• [Task to complete] Each entry must appear again exactly as it does in the source.

• [Supplied data]

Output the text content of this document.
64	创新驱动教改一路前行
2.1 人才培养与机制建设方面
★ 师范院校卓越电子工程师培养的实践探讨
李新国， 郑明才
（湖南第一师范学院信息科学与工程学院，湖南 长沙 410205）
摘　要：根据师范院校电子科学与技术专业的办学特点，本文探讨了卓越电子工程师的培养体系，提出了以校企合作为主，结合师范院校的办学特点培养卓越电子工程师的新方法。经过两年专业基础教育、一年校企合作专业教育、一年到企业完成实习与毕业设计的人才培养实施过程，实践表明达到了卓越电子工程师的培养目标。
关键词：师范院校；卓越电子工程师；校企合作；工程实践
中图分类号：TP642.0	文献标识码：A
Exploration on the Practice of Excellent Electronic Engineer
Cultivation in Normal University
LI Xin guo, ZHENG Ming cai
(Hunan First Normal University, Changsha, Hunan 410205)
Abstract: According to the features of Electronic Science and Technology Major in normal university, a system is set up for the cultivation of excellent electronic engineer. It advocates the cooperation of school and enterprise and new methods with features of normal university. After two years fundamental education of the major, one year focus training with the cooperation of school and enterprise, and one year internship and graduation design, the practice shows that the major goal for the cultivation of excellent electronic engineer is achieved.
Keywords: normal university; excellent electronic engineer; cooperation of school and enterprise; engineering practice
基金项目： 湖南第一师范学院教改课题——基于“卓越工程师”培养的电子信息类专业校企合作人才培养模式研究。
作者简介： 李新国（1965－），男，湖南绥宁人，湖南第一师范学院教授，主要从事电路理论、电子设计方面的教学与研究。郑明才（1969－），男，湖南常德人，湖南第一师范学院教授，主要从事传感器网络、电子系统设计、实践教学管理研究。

• [Solution to this task]
Output the text content of this document.
64	创新驱动教改一路前行
2.1 人才培养与机制建设方面
★ 师范院校卓越电子工程师培养的实践探讨
李新国， 郑明才
（湖南第一师范学院信息科学与工程学院，湖南 长沙 410205）
摘　要：根据师范院校电子科学与技术专业的办学特点，本文探讨了卓越电子工程师的培养体系，提出了以校企合作为主，结合师范院校的办学特点培养卓越电子工程师的新方法。经过两年专业基础教育、一年校企合作专业教育、一年到企业完成实习与毕业设计的人才培养实施过程，实践表明达到了卓越电子工程师的培养目标。
关键词：师范院校；卓越电子工程师；校企合作；工程实践
中图分类号：TP642.0	文献标识码：A
Exploration on the Practice of Excellent Electronic Engineer
Cultivation in Normal University
LI Xin guo, ZHENG Ming cai
(Hunan First Normal University, Changsha, Hunan 410205)
Abstract: According to the features of Electronic Science and Technology Major in normal university, a system is set up for the cultivation of excellent electronic engineer. It advocates the cooperation of school and enterprise and new methods with features of normal university. After two years fundamental education of the major, one year focus training with the cooperation of school and enterprise, and one year internship and graduation design, the practice shows that the major goal for the cultivation of excellent electronic engineer is achieved.
Keywords: normal university; excellent electronic engineer; cooperation of school and enterprise; engineering practice
基金项目： 湖南第一师范学院教改课题——基于“卓越工程师”培养的电子信息类专业校企合作人才培养模式研究。
作者简介： 李新国（1965－），男，湖南绥宁人，湖南第一师范学院教授，主要从事电路理论、电子设计方面的教学与研究。郑明才（1969－），男，湖南常德人，湖南第一师范学院教授，主要从事传感器网络、电子系统设计、实践教学管理研究。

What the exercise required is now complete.